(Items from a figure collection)
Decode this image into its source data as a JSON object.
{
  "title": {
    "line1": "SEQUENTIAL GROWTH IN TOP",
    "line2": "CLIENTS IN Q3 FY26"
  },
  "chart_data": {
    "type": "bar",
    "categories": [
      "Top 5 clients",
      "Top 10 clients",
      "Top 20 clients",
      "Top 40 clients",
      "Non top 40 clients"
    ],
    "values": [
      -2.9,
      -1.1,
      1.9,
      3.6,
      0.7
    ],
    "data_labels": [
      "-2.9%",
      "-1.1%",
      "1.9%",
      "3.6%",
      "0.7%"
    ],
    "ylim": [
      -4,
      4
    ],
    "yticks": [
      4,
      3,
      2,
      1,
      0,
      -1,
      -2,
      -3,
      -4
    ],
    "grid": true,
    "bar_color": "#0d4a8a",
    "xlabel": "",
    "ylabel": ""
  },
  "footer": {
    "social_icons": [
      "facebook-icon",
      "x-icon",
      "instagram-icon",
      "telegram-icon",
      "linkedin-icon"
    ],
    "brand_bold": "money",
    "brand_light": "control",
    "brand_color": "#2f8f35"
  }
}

■ **Requirements**: Reproduce the complete set of lines precisely as supplied.

■ **Result of the task**:
Decode this image into its source data as a JSON object.
{
  "title": {
    "line1": "SEQUENTIAL GROWTH IN TOP",
    "line2": "CLIENTS IN Q3 FY26"
  },
  "chart_data": {
    "type": "bar",
    "categories": [
      "Top 5 clients",
      "Top 10 clients",
      "Top 20 clients",
      "Top 40 clients",
      "Non top 40 clients"
    ],
    "values": [
      -2.9,
      -1.1,
      1.9,
      3.6,
      0.7
    ],
    "data_labels": [
      "-2.9%",
      "-1.1%",
      "1.9%",
      "3.6%",
      "0.7%"
    ],
    "ylim": [
      -4,
      4
    ],
    "yticks": [
      4,
      3,
      2,
      1,
      0,
      -1,
      -2,
      -3,
      -4
    ],
    "grid": true,
    "bar_color": "#0d4a8a",
    "xlabel": "",
    "ylabel": ""
  },
  "footer": {
    "social_icons": [
      "facebook-icon",
      "x-icon",
      "instagram-icon",
      "telegram-icon",
      "linkedin-icon"
    ],
    "brand_bold": "money",
    "brand_light": "control",
    "brand_color": "#2f8f35"
  }
}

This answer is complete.